BEGIN Task data

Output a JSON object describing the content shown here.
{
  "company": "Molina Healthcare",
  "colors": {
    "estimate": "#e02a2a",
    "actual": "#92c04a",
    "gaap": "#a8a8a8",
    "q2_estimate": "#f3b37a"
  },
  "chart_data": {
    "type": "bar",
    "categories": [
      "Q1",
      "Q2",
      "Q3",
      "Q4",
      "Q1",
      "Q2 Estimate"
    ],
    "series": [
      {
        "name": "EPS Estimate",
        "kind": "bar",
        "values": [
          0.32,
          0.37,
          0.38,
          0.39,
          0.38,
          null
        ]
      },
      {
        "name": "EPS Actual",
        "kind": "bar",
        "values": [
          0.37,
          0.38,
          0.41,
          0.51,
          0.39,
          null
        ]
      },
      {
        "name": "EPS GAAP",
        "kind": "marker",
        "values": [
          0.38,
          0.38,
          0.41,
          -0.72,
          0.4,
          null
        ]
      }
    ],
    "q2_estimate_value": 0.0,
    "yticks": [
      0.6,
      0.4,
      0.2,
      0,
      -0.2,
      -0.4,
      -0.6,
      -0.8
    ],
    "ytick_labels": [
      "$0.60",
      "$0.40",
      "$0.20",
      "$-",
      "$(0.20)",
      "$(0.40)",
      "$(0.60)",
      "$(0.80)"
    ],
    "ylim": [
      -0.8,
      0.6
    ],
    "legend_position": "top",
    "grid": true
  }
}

END Task data

[Do this]: Return the entries in full, keeping every line exactly as it is.

[Expected output]:
Output a JSON object describing the content shown here.
{
  "company": "Molina Healthcare",
  "colors": {
    "estimate": "#e02a2a",
    "actual": "#92c04a",
    "gaap": "#a8a8a8",
    "q2_estimate": "#f3b37a"
  },
  "chart_data": {
    "type": "bar",
    "categories": [
      "Q1",
      "Q2",
      "Q3",
      "Q4",
      "Q1",
      "Q2 Estimate"
    ],
    "series": [
      {
        "name": "EPS Estimate",
        "kind": "bar",
        "values": [
          0.32,
          0.37,
          0.38,
          0.39,
          0.38,
          null
        ]
      },
      {
        "name": "EPS Actual",
        "kind": "bar",
        "values": [
          0.37,
          0.38,
          0.41,
          0.51,
          0.39,
          null
        ]
      },
      {
        "name": "EPS GAAP",
        "kind": "marker",
        "values": [
          0.38,
          0.38,
          0.41,
          -0.72,
          0.4,
          null
        ]
      }
    ],
    "q2_estimate_value": 0.0,
    "yticks": [
      0.6,
      0.4,
      0.2,
      0,
      -0.2,
      -0.4,
      -0.6,
      -0.8
    ],
    "ytick_labels": [
      "$0.60",
      "$0.40",
      "$0.20",
      "$-",
      "$(0.20)",
      "$(0.40)",
      "$(0.60)",
      "$(0.80)"
    ],
    "ylim": [
      -0.8,
      0.6
    ],
    "legend_position": "top",
    "grid": true
  }
}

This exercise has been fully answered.